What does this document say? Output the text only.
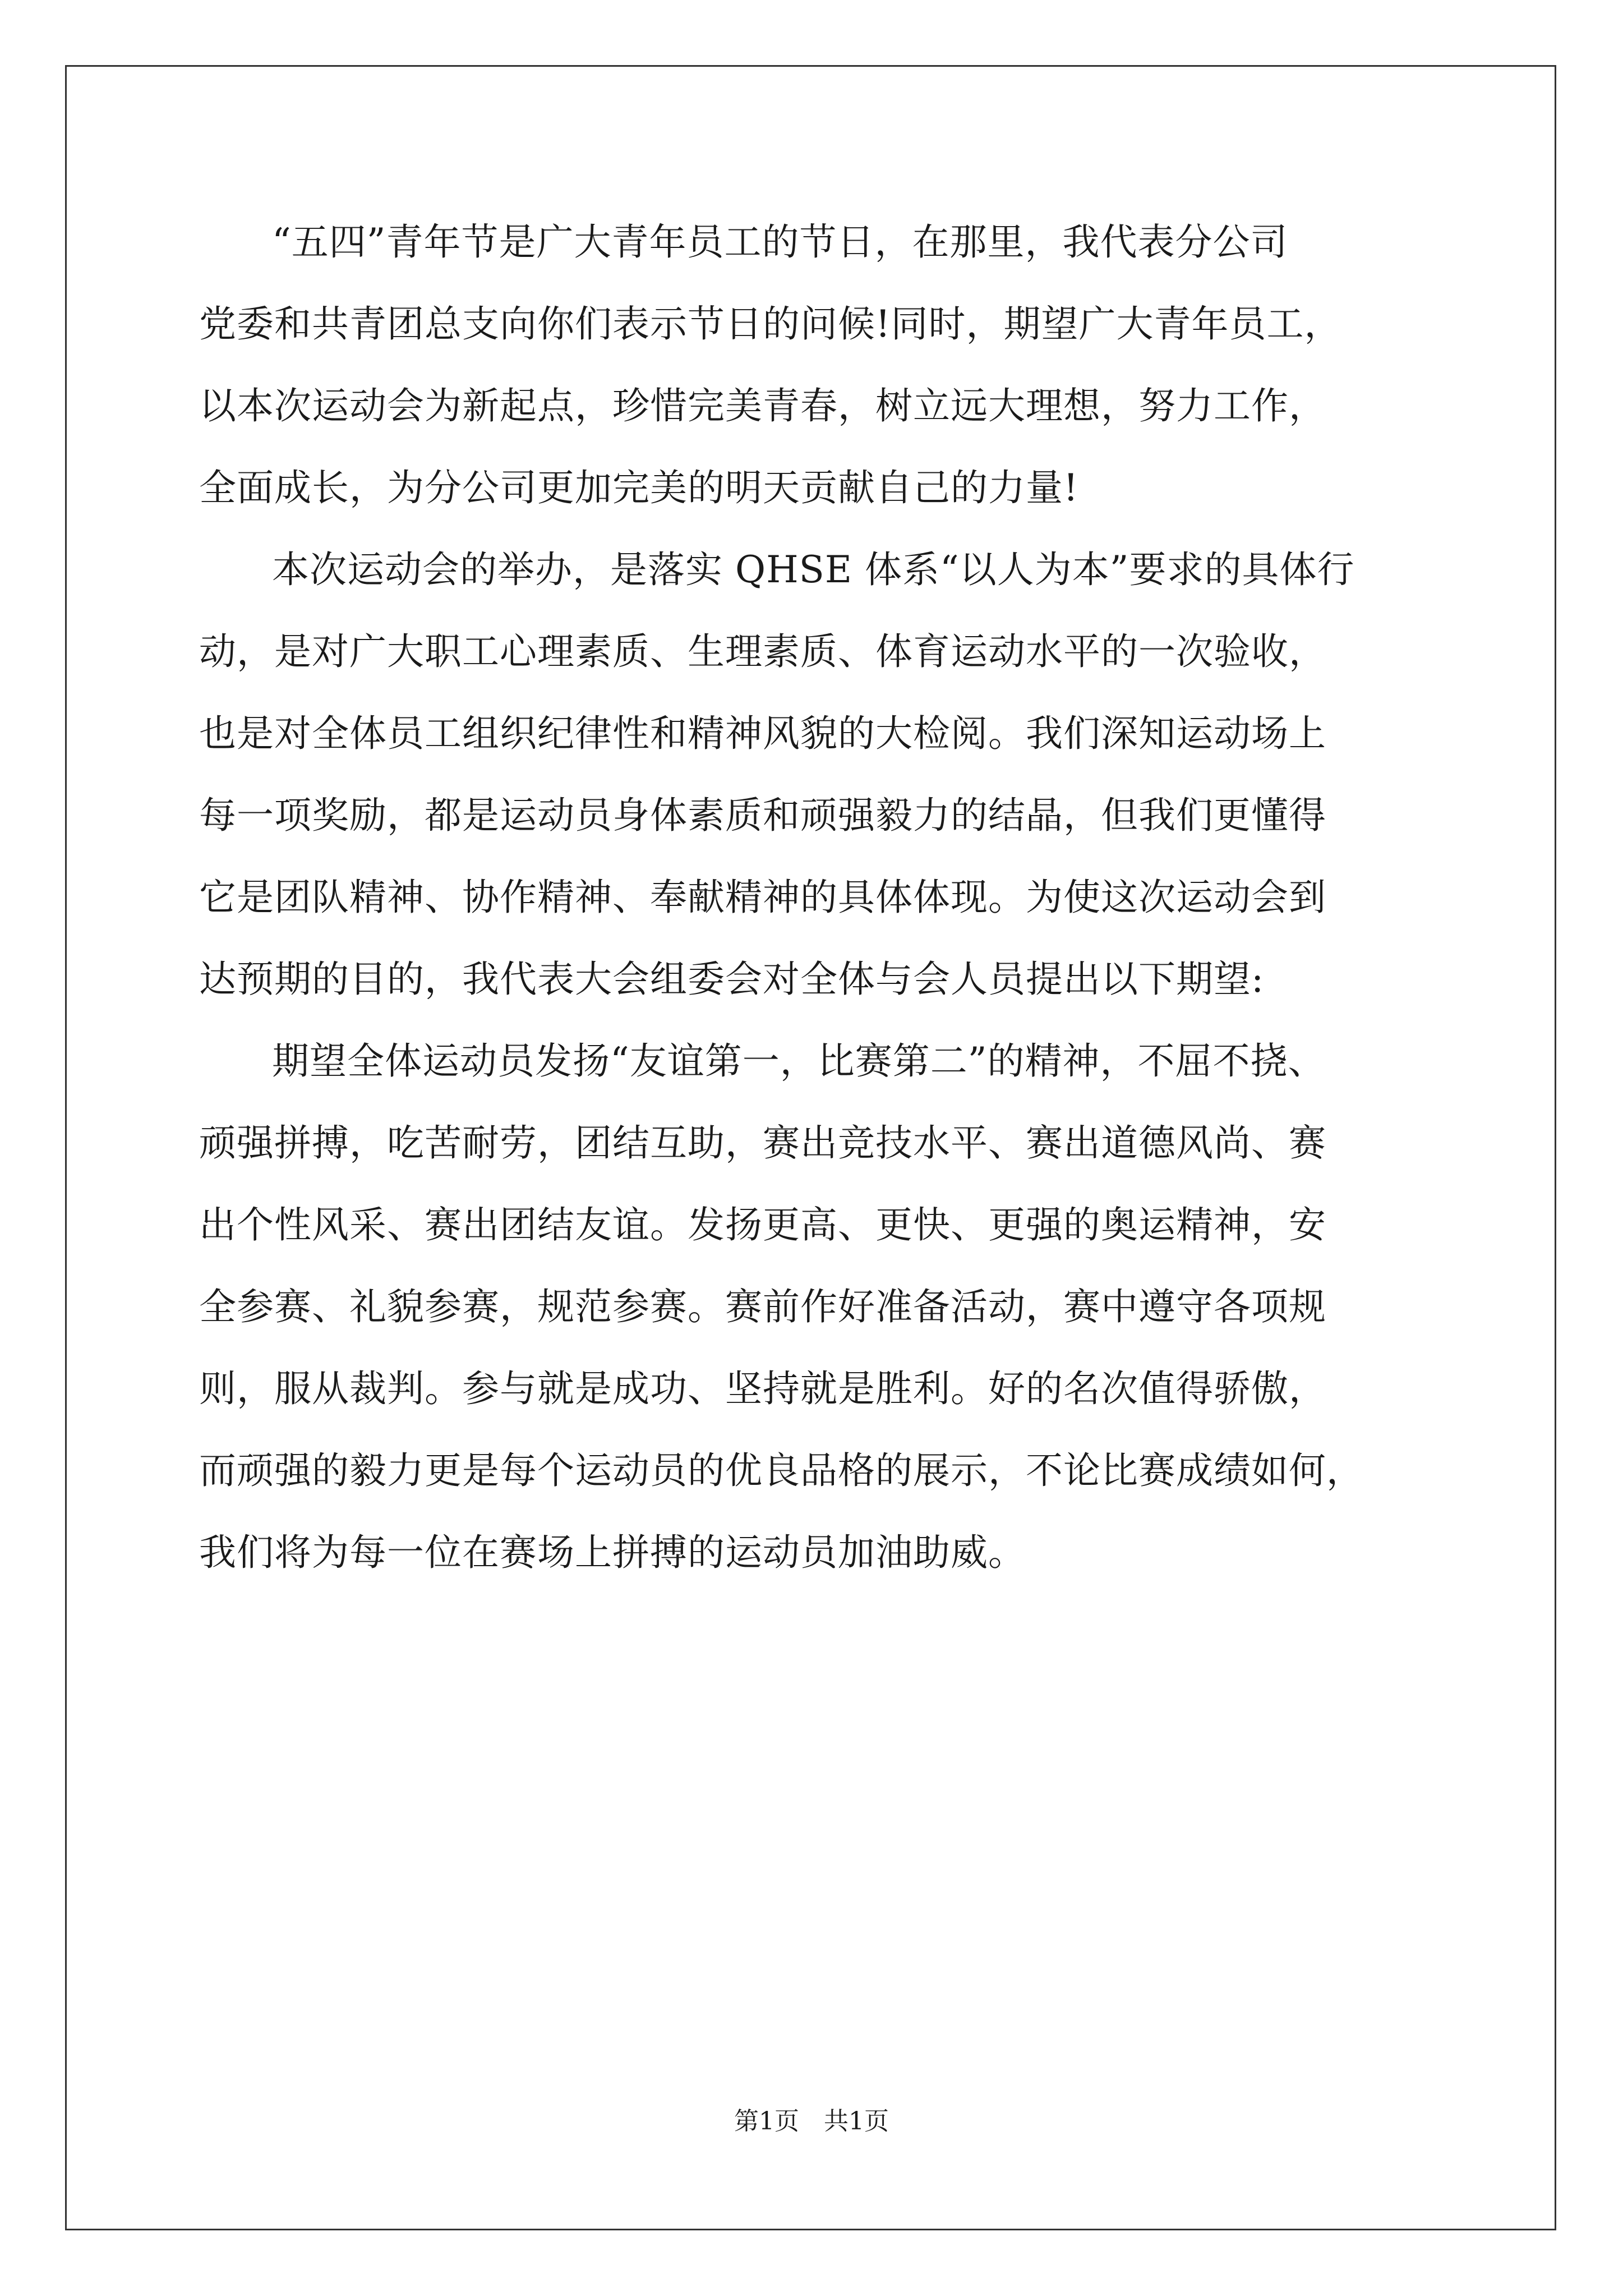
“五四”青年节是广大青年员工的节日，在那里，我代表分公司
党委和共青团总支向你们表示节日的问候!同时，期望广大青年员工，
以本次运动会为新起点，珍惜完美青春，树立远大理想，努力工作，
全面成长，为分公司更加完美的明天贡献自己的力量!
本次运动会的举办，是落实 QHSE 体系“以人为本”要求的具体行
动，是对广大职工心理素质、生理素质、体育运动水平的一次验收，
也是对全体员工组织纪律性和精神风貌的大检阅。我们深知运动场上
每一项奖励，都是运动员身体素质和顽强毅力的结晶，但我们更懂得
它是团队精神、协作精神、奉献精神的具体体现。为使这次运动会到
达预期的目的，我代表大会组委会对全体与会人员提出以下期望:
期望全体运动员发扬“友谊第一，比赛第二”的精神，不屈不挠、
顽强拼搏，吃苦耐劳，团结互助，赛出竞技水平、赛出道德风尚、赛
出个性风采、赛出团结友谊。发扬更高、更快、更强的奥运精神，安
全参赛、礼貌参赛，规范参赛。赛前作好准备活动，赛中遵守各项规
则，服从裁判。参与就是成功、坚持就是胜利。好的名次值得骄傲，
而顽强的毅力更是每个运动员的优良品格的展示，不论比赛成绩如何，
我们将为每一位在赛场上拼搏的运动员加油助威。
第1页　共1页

——————————

WHAT THE TASK ASKS: Excluding the pictures, reproduce every entry exactly as given.

RESULT OF THIS TASK:
What does this document say? Output the text only.
“五四”青年节是广大青年员工的节日，在那里，我代表分公司
党委和共青团总支向你们表示节日的问候!同时，期望广大青年员工，
以本次运动会为新起点，珍惜完美青春，树立远大理想，努力工作，
全面成长，为分公司更加完美的明天贡献自己的力量!
本次运动会的举办，是落实 QHSE 体系“以人为本”要求的具体行
动，是对广大职工心理素质、生理素质、体育运动水平的一次验收，
也是对全体员工组织纪律性和精神风貌的大检阅。我们深知运动场上
每一项奖励，都是运动员身体素质和顽强毅力的结晶，但我们更懂得
它是团队精神、协作精神、奉献精神的具体体现。为使这次运动会到
达预期的目的，我代表大会组委会对全体与会人员提出以下期望:
期望全体运动员发扬“友谊第一，比赛第二”的精神，不屈不挠、
顽强拼搏，吃苦耐劳，团结互助，赛出竞技水平、赛出道德风尚、赛
出个性风采、赛出团结友谊。发扬更高、更快、更强的奥运精神，安
全参赛、礼貌参赛，规范参赛。赛前作好准备活动，赛中遵守各项规
则，服从裁判。参与就是成功、坚持就是胜利。好的名次值得骄傲，
而顽强的毅力更是每个运动员的优良品格的展示，不论比赛成绩如何，
我们将为每一位在赛场上拼搏的运动员加油助威。
第1页　共1页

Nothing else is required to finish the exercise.